• RECORD SET:
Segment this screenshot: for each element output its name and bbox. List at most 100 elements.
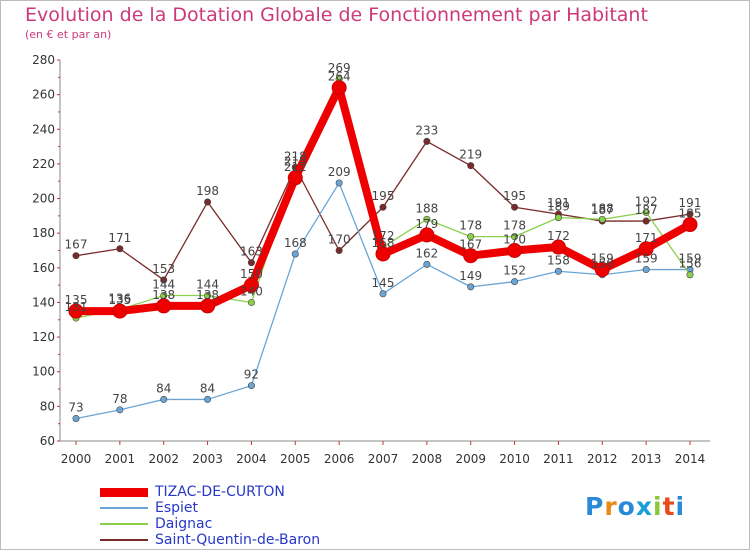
data-point	[550, 239, 566, 255]
data-label: 215	[284, 155, 307, 169]
data-label: 149	[459, 269, 482, 283]
legend-label: Saint-Quentin-de-Baron	[155, 532, 321, 548]
data-label: 218	[284, 149, 307, 163]
logo-letter: i	[653, 492, 663, 521]
data-point	[686, 271, 694, 279]
data-label: 167	[65, 238, 88, 252]
data-label: 167	[459, 238, 482, 252]
logo-letter: x	[635, 492, 653, 521]
y-tick-label: 220	[32, 157, 55, 171]
data-label: 156	[591, 257, 614, 271]
y-tick-label: 180	[32, 226, 55, 240]
proxiti-logo: Proxiti	[585, 492, 685, 521]
data-label: 195	[503, 189, 526, 203]
legend-swatch	[100, 539, 148, 541]
data-label: 152	[503, 264, 526, 278]
data-label: 187	[591, 203, 614, 217]
series-tizac-de-curton	[68, 80, 698, 319]
data-label: 233	[415, 123, 438, 137]
x-tick-label: 2014	[675, 452, 706, 466]
data-label: 191	[679, 196, 702, 210]
legend-item: Espiet	[100, 500, 380, 516]
data-point	[423, 215, 431, 223]
data-label: 171	[108, 231, 131, 245]
data-point	[511, 278, 519, 286]
x-tick-label: 2000	[61, 452, 92, 466]
data-point	[156, 298, 172, 314]
data-label: 78	[112, 392, 127, 406]
axes: 60 80 100 120 140 160 180 200 220 240 260 280 2000 20…	[32, 53, 710, 466]
logo-letter: i	[675, 492, 686, 521]
data-label: 179	[415, 217, 438, 231]
data-point	[68, 303, 84, 319]
data-label: 195	[372, 189, 395, 203]
data-point	[331, 80, 347, 96]
data-label: 168	[284, 236, 307, 250]
data-point	[116, 406, 124, 414]
data-point	[375, 246, 391, 262]
data-label: 168	[372, 236, 395, 250]
data-point	[247, 298, 255, 306]
data-label: 188	[591, 201, 614, 215]
data-label: 144	[196, 278, 219, 292]
data-point	[335, 247, 343, 255]
legend-label: Daignac	[155, 516, 213, 532]
data-label: 158	[547, 253, 570, 267]
data-label: 84	[200, 381, 215, 395]
data-label: 212	[284, 160, 307, 174]
data-point	[423, 260, 431, 268]
data-point	[160, 395, 168, 403]
data-label: 84	[156, 381, 171, 395]
y-tick-label: 280	[32, 53, 55, 67]
data-point	[682, 217, 698, 233]
data-label: 159	[591, 252, 614, 266]
data-point	[638, 241, 654, 257]
y-tick-label: 100	[32, 365, 55, 379]
data-point	[419, 227, 435, 243]
data-point	[116, 245, 124, 253]
data-point	[379, 203, 387, 211]
data-point	[160, 276, 168, 284]
data-label: 187	[635, 203, 658, 217]
logo-letter: t	[662, 492, 676, 521]
data-label: 138	[152, 288, 175, 302]
data-point	[554, 267, 562, 275]
logo-letter: o	[617, 492, 636, 521]
data-label: 188	[415, 201, 438, 215]
x-tick-label: 2002	[148, 452, 179, 466]
legend-item: Saint-Quentin-de-Baron	[100, 532, 380, 548]
legend-item: TIZAC-DE-CURTON	[100, 484, 380, 500]
data-label: 140	[240, 284, 263, 298]
data-point	[467, 162, 475, 170]
data-point	[247, 259, 255, 267]
data-point	[72, 252, 80, 260]
data-label: 198	[196, 184, 219, 198]
data-label: 150	[240, 267, 263, 281]
data-label: 163	[240, 245, 263, 259]
data-label: 191	[547, 196, 570, 210]
data-point	[204, 395, 212, 403]
data-point	[594, 262, 610, 278]
data-point	[507, 243, 523, 258]
data-label: 170	[503, 233, 526, 247]
data-point	[287, 170, 303, 186]
x-tick-label: 2007	[368, 452, 399, 466]
legend-label: TIZAC-DE-CURTON	[155, 484, 285, 500]
data-label: 136	[108, 291, 131, 305]
data-point	[642, 217, 650, 225]
data-point	[112, 303, 128, 319]
x-tick-label: 2012	[587, 452, 618, 466]
y-tick-label: 60	[40, 434, 55, 448]
data-label: 73	[68, 400, 83, 414]
data-label: 178	[503, 219, 526, 233]
data-label: 269	[328, 61, 351, 75]
x-tick-label: 2008	[412, 452, 443, 466]
data-label: 219	[459, 148, 482, 162]
x-tick-label: 2009	[455, 452, 486, 466]
logo-letter: P	[585, 492, 605, 521]
data-label: 156	[679, 257, 702, 271]
data-point	[243, 277, 259, 293]
data-label: 138	[196, 288, 219, 302]
x-tick-label: 2013	[631, 452, 662, 466]
legend-item: Daignac	[100, 516, 380, 532]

• EXERCISE TASK:
Transcribe each of the records above line for line, without alteration, and omit the pictures from your answer.

• WRITTEN SOLUTION:
Segment this screenshot: for each element output its name and bbox. List at most 100 elements.
data-point	[550, 239, 566, 255]
data-label: 215	[284, 155, 307, 169]
data-label: 149	[459, 269, 482, 283]
legend-label: Saint-Quentin-de-Baron	[155, 532, 321, 548]
data-label: 218	[284, 149, 307, 163]
logo-letter: i	[653, 492, 663, 521]
data-point	[686, 271, 694, 279]
data-label: 167	[65, 238, 88, 252]
data-label: 167	[459, 238, 482, 252]
logo-letter: x	[635, 492, 653, 521]
y-tick-label: 220	[32, 157, 55, 171]
data-label: 156	[591, 257, 614, 271]
y-tick-label: 180	[32, 226, 55, 240]
proxiti-logo: Proxiti	[585, 492, 685, 521]
data-label: 195	[503, 189, 526, 203]
legend-swatch	[100, 539, 148, 541]
data-label: 152	[503, 264, 526, 278]
data-label: 187	[591, 203, 614, 217]
series-tizac-de-curton	[68, 80, 698, 319]
data-label: 233	[415, 123, 438, 137]
x-tick-label: 2014	[675, 452, 706, 466]
data-label: 191	[679, 196, 702, 210]
legend-item: Espiet	[100, 500, 380, 516]
data-point	[423, 215, 431, 223]
data-label: 171	[108, 231, 131, 245]
data-point	[511, 278, 519, 286]
x-tick-label: 2000	[61, 452, 92, 466]
data-point	[156, 298, 172, 314]
data-label: 78	[112, 392, 127, 406]
axes: 60 80 100 120 140 160 180 200 220 240 260 280 2000 20…	[32, 53, 710, 466]
logo-letter: i	[675, 492, 686, 521]
data-label: 179	[415, 217, 438, 231]
data-point	[68, 303, 84, 319]
data-label: 195	[372, 189, 395, 203]
data-point	[331, 80, 347, 96]
data-label: 168	[284, 236, 307, 250]
data-point	[116, 406, 124, 414]
data-point	[375, 246, 391, 262]
data-label: 168	[372, 236, 395, 250]
data-point	[247, 298, 255, 306]
data-label: 188	[591, 201, 614, 215]
data-label: 144	[196, 278, 219, 292]
data-point	[335, 247, 343, 255]
legend-label: Daignac	[155, 516, 213, 532]
data-label: 158	[547, 253, 570, 267]
data-label: 84	[200, 381, 215, 395]
data-label: 212	[284, 160, 307, 174]
data-point	[423, 260, 431, 268]
data-point	[160, 395, 168, 403]
data-label: 84	[156, 381, 171, 395]
y-tick-label: 280	[32, 53, 55, 67]
data-point	[682, 217, 698, 233]
data-label: 159	[591, 252, 614, 266]
data-point	[638, 241, 654, 257]
y-tick-label: 100	[32, 365, 55, 379]
data-point	[419, 227, 435, 243]
data-point	[116, 245, 124, 253]
data-point	[379, 203, 387, 211]
data-point	[160, 276, 168, 284]
data-label: 187	[635, 203, 658, 217]
logo-letter: t	[662, 492, 676, 521]
data-label: 138	[152, 288, 175, 302]
data-point	[554, 267, 562, 275]
logo-letter: o	[617, 492, 636, 521]
data-label: 188	[415, 201, 438, 215]
x-tick-label: 2002	[148, 452, 179, 466]
legend-item: Saint-Quentin-de-Baron	[100, 532, 380, 548]
legend-item: TIZAC-DE-CURTON	[100, 484, 380, 500]
data-label: 140	[240, 284, 263, 298]
data-point	[467, 162, 475, 170]
data-point	[247, 259, 255, 267]
data-point	[72, 252, 80, 260]
data-label: 198	[196, 184, 219, 198]
data-label: 150	[240, 267, 263, 281]
data-label: 163	[240, 245, 263, 259]
data-label: 191	[547, 196, 570, 210]
data-point	[204, 395, 212, 403]
data-point	[594, 262, 610, 278]
data-point	[507, 243, 523, 258]
data-label: 170	[503, 233, 526, 247]
data-point	[287, 170, 303, 186]
x-tick-label: 2007	[368, 452, 399, 466]
legend-label: TIZAC-DE-CURTON	[155, 484, 285, 500]
data-label: 136	[108, 291, 131, 305]
data-point	[642, 217, 650, 225]
data-point	[112, 303, 128, 319]
x-tick-label: 2012	[587, 452, 618, 466]
y-tick-label: 60	[40, 434, 55, 448]
data-label: 73	[68, 400, 83, 414]
data-label: 178	[503, 219, 526, 233]
data-label: 269	[328, 61, 351, 75]
x-tick-label: 2008	[412, 452, 443, 466]
data-label: 219	[459, 148, 482, 162]
x-tick-label: 2009	[455, 452, 486, 466]
logo-letter: P	[585, 492, 605, 521]
data-label: 156	[679, 257, 702, 271]
data-point	[243, 277, 259, 293]
data-label: 138	[196, 288, 219, 302]
x-tick-label: 2013	[631, 452, 662, 466]
legend-item: Daignac	[100, 516, 380, 532]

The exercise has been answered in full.